Records from a dataset
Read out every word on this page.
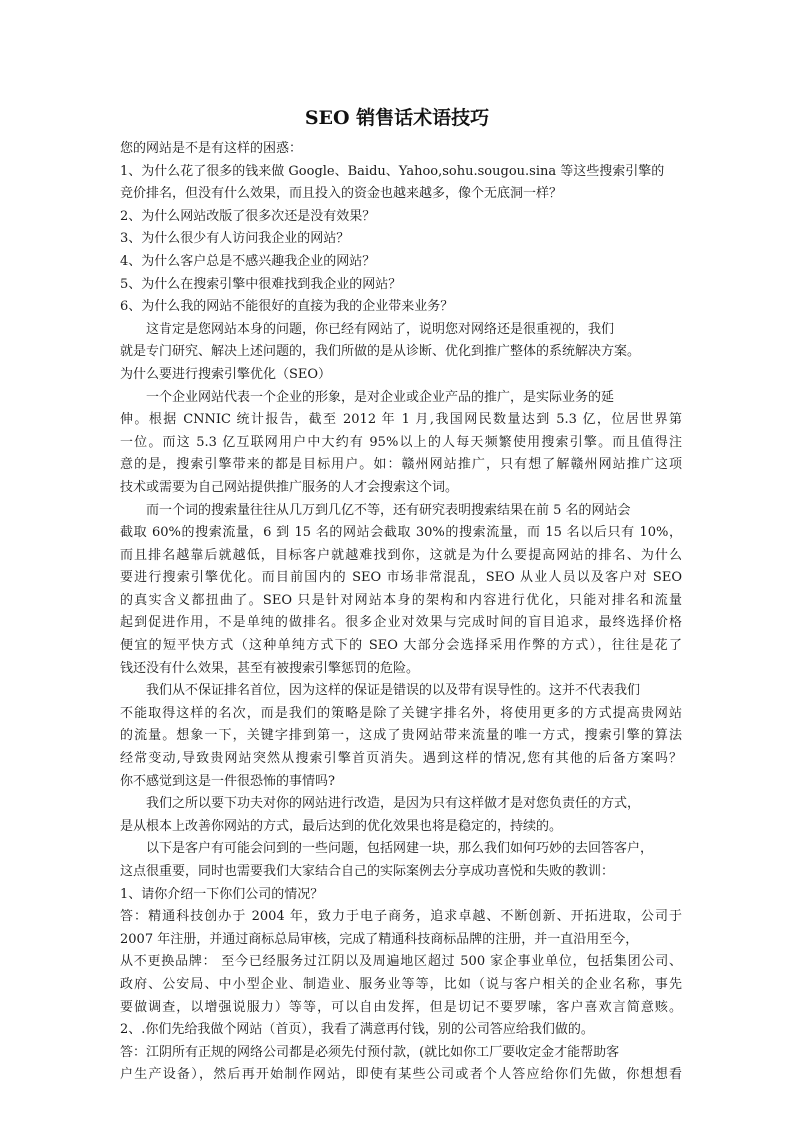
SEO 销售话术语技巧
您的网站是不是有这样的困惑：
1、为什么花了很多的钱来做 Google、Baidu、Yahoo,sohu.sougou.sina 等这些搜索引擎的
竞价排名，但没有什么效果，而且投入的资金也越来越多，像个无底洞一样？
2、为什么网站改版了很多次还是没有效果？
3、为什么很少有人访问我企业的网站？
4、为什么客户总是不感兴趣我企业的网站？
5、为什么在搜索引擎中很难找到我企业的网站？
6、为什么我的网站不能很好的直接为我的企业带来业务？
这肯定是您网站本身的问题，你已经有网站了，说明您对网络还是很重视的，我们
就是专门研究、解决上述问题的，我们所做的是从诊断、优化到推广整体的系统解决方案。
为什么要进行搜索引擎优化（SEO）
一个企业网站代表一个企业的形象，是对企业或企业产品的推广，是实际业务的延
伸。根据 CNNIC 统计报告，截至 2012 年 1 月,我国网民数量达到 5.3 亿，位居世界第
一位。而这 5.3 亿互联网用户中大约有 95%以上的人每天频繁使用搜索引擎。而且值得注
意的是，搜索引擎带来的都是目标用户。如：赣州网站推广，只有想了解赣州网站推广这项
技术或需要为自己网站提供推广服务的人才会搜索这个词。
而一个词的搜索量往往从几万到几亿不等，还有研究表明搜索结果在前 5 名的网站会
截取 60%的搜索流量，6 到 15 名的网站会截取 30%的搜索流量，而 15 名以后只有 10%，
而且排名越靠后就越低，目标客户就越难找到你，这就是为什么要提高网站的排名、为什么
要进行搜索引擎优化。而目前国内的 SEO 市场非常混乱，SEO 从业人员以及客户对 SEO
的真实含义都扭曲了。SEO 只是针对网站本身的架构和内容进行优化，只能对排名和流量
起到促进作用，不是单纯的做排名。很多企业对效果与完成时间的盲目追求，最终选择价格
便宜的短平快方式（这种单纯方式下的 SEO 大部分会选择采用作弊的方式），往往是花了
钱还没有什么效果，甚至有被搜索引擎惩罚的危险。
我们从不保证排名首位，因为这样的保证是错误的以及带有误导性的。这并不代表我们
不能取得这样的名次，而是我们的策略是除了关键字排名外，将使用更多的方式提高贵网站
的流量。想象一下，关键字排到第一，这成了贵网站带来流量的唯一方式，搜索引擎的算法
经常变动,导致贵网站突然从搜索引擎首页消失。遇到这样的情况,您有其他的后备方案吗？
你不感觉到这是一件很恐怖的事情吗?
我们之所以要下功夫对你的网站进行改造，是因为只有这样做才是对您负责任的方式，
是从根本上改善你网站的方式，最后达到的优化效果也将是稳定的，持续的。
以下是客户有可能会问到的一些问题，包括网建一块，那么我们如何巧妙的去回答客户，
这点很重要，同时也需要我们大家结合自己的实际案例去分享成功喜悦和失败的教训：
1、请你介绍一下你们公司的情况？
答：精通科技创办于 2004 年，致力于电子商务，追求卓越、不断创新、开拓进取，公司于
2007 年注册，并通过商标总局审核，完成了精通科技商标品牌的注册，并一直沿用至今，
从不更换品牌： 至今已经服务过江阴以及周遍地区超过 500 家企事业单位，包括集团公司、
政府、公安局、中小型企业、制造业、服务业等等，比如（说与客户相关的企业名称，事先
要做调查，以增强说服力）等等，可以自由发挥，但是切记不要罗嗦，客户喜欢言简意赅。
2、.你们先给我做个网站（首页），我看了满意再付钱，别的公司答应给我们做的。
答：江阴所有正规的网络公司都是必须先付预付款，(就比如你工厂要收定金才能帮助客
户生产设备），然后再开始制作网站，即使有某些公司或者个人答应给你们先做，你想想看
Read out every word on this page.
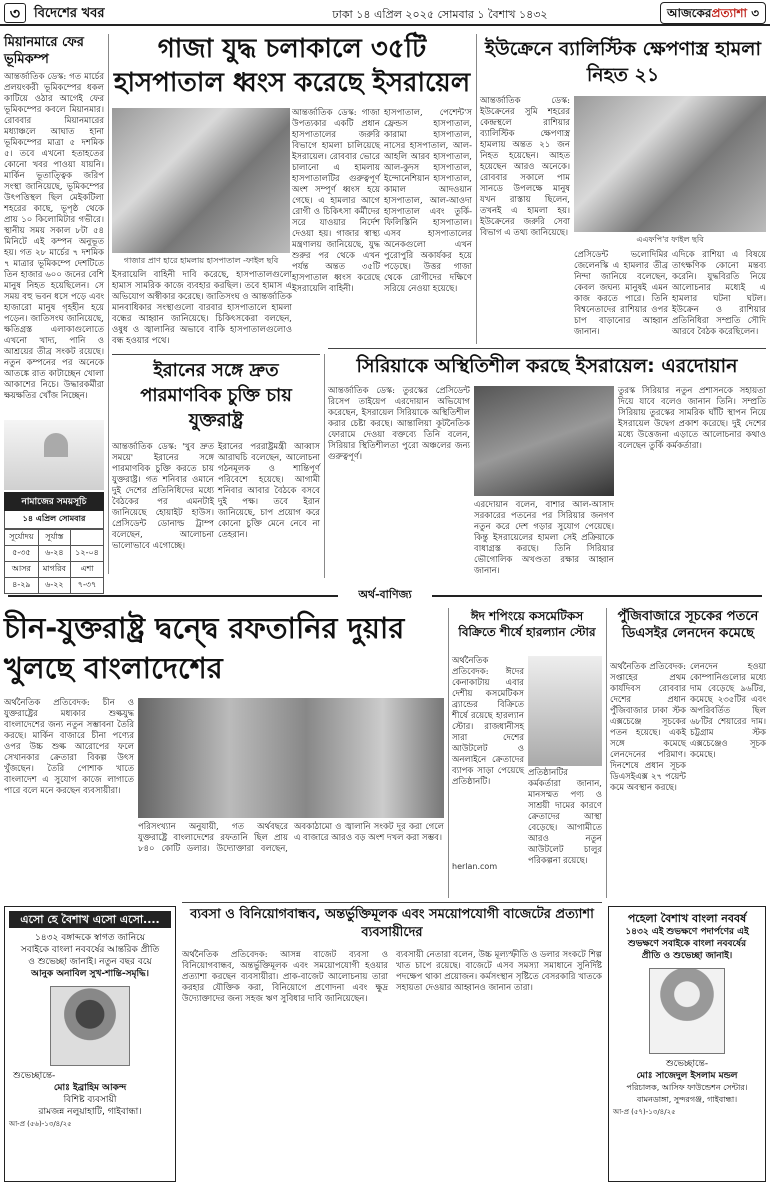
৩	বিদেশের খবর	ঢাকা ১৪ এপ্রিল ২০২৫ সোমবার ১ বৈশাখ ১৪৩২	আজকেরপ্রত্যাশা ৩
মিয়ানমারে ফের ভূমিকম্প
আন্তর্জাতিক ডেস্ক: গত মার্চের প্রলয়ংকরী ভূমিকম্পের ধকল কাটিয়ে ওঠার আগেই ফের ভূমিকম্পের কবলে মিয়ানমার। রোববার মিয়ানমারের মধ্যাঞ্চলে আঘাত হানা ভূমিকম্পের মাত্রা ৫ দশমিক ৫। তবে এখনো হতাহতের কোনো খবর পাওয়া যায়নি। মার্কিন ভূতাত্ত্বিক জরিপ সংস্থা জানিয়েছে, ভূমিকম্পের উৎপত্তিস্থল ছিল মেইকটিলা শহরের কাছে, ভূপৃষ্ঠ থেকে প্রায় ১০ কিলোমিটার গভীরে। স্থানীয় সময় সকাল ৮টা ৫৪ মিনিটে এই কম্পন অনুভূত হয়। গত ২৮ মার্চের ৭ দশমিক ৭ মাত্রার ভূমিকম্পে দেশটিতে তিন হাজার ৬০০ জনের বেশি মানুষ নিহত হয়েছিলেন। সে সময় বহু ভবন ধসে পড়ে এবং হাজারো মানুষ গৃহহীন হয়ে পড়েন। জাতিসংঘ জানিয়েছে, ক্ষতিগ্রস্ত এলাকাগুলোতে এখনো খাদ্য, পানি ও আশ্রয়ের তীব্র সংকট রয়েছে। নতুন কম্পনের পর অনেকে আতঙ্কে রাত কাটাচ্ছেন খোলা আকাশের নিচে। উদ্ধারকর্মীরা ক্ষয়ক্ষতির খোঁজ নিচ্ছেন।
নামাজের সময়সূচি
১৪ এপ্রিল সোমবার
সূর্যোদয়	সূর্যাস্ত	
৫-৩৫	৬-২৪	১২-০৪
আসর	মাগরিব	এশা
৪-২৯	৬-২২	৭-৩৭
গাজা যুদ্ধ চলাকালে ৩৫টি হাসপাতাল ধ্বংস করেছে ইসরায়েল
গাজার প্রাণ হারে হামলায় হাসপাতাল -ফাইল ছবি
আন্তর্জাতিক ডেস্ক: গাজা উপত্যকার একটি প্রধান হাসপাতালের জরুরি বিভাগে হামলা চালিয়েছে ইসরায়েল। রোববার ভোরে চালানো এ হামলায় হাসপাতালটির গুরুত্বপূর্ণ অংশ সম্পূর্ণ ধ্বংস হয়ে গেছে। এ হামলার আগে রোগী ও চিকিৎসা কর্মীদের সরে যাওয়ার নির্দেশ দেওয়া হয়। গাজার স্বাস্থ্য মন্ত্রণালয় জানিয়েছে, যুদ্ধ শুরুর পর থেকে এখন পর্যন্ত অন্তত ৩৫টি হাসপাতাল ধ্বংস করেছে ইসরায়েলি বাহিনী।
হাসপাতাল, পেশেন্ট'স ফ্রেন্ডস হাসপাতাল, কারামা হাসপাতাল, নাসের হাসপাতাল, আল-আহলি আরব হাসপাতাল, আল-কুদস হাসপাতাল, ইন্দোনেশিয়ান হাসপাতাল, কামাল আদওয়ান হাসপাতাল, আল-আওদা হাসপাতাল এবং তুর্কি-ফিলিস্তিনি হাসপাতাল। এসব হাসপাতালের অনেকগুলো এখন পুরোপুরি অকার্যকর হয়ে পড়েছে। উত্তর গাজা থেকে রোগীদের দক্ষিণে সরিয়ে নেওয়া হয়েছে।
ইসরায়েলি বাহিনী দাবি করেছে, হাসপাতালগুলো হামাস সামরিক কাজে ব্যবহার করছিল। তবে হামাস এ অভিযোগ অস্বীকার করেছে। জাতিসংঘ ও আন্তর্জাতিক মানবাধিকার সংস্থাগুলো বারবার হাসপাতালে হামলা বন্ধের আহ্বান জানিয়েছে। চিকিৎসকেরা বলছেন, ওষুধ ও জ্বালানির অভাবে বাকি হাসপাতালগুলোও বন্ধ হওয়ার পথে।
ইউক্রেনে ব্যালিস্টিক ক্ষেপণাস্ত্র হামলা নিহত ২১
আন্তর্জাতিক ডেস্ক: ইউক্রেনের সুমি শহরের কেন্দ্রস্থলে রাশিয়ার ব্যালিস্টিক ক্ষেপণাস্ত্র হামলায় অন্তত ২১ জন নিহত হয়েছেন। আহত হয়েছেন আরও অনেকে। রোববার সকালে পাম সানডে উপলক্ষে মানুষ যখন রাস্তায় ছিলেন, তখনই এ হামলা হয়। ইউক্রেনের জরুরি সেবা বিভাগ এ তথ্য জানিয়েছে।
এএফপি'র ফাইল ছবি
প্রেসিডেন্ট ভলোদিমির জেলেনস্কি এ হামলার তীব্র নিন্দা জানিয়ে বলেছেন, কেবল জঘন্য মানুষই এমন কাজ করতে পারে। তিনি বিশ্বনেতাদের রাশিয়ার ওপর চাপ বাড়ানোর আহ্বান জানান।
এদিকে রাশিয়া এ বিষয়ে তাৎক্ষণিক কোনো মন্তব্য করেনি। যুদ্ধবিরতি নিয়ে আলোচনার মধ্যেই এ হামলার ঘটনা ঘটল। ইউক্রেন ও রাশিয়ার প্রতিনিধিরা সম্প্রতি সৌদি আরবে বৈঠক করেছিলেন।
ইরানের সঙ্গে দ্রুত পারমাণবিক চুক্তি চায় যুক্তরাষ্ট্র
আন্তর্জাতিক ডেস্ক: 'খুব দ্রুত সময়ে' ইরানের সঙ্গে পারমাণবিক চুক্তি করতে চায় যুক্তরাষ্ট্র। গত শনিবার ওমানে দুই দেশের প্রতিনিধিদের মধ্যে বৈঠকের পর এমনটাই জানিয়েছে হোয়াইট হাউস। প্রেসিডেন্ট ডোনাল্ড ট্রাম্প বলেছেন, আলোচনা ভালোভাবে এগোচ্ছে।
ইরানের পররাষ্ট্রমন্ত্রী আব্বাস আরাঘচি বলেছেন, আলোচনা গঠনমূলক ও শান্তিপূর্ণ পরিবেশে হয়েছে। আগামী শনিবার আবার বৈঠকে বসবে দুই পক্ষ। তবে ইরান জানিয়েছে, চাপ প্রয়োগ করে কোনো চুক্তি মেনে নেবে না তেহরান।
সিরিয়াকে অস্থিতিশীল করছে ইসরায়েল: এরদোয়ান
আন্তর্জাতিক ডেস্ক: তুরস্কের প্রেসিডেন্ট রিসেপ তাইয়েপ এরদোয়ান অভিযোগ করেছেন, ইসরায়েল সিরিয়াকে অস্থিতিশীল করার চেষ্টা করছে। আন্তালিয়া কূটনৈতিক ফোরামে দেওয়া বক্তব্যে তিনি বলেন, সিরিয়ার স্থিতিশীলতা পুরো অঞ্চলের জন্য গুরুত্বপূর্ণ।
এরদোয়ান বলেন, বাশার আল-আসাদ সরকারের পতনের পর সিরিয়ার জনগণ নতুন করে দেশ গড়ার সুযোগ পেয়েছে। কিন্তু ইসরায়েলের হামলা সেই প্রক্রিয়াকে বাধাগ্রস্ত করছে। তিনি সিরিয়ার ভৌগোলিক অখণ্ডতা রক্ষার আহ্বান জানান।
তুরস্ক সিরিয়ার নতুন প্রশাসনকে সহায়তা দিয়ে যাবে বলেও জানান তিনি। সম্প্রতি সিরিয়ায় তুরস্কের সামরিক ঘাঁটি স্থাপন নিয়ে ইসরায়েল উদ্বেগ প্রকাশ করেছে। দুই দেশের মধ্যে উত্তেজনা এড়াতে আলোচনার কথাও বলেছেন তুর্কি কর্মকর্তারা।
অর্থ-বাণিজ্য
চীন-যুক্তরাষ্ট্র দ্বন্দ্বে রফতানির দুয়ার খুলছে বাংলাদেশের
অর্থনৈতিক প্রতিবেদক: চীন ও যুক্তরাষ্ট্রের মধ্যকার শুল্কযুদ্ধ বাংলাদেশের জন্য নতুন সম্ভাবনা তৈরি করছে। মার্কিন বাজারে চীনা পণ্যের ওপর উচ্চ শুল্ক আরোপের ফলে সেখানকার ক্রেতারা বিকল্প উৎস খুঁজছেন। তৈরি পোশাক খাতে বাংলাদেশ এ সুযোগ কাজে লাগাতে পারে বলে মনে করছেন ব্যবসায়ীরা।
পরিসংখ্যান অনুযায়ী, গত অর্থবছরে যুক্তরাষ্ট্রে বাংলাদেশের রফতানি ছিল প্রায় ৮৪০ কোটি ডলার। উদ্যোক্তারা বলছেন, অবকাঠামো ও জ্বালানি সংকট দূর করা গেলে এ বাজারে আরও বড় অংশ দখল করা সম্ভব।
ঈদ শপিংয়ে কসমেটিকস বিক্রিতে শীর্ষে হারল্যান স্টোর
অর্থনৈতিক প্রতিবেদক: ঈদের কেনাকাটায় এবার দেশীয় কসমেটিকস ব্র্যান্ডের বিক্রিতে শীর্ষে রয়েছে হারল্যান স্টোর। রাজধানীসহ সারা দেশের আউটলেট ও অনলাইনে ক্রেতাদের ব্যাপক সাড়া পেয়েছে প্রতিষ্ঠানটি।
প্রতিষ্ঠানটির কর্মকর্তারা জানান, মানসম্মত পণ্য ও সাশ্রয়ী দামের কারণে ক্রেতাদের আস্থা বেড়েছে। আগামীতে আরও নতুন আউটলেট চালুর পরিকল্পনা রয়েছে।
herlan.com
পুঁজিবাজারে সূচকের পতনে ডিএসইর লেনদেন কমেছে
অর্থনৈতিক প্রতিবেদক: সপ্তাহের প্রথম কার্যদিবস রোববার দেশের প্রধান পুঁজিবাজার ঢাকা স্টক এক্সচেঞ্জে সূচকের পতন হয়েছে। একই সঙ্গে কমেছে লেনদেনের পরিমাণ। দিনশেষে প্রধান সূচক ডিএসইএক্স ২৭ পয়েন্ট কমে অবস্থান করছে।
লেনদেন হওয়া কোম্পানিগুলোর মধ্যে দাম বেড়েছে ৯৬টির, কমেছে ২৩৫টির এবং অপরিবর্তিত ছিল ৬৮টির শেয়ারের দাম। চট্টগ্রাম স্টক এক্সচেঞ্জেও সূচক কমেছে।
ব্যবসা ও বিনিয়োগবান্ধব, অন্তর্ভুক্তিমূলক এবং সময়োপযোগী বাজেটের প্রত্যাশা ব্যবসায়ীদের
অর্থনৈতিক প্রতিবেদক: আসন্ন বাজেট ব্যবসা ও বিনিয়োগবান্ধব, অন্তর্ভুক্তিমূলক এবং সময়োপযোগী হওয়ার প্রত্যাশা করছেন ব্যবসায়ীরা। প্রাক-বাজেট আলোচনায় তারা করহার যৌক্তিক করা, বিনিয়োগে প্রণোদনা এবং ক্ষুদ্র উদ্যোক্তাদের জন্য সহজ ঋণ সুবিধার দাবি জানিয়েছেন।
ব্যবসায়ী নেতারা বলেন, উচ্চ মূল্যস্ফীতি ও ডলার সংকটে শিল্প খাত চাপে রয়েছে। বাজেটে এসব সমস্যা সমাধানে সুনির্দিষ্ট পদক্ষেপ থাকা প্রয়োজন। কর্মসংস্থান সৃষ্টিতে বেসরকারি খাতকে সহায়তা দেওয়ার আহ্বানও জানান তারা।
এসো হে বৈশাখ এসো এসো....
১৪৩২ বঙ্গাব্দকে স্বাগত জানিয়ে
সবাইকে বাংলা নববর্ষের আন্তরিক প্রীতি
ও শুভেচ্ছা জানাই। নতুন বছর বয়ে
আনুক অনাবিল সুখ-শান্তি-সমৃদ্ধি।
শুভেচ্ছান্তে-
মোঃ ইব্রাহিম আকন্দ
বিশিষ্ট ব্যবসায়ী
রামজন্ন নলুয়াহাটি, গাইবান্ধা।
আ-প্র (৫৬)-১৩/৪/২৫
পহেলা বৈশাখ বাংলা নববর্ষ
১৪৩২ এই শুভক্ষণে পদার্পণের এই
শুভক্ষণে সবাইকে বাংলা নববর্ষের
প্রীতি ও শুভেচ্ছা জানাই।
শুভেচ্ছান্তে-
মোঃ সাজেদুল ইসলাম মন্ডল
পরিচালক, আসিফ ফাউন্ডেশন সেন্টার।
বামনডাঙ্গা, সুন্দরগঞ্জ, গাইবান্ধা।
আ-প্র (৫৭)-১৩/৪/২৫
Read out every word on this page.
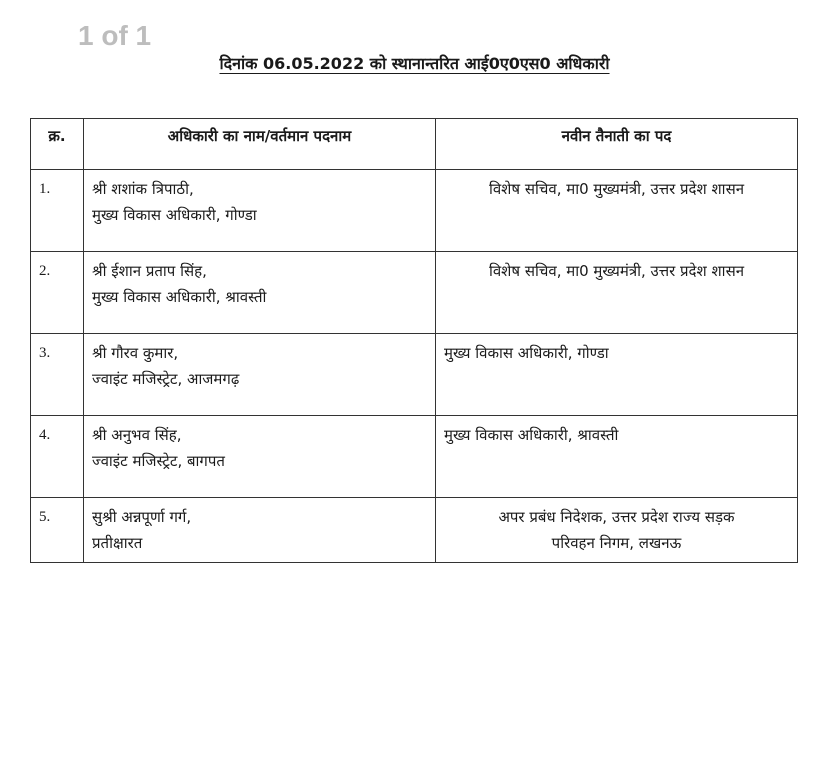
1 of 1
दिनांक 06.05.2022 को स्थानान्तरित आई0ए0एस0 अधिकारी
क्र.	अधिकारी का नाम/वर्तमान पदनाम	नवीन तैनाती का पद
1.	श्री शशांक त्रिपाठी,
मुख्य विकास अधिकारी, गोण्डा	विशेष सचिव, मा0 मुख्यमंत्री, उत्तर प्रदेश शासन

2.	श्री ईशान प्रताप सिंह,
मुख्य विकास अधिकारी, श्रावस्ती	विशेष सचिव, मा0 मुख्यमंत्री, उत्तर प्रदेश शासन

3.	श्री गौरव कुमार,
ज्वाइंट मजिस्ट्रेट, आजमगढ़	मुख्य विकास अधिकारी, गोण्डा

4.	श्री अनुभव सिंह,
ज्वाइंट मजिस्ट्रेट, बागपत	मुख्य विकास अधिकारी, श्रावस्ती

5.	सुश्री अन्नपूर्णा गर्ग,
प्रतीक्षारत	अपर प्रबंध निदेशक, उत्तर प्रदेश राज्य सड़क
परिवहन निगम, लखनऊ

- SHORT PROBLEM: From the listing, copy every line where the string "নববর" appears.

- EXERCISE SOLUTION:
সবাইকে বাংলা নববর্ষের আন্তরিক প্রীতি
পহেলা বৈশাখ বাংলা নববর্ষ
শুভক্ষণে সবাইকে বাংলা নববর্ষের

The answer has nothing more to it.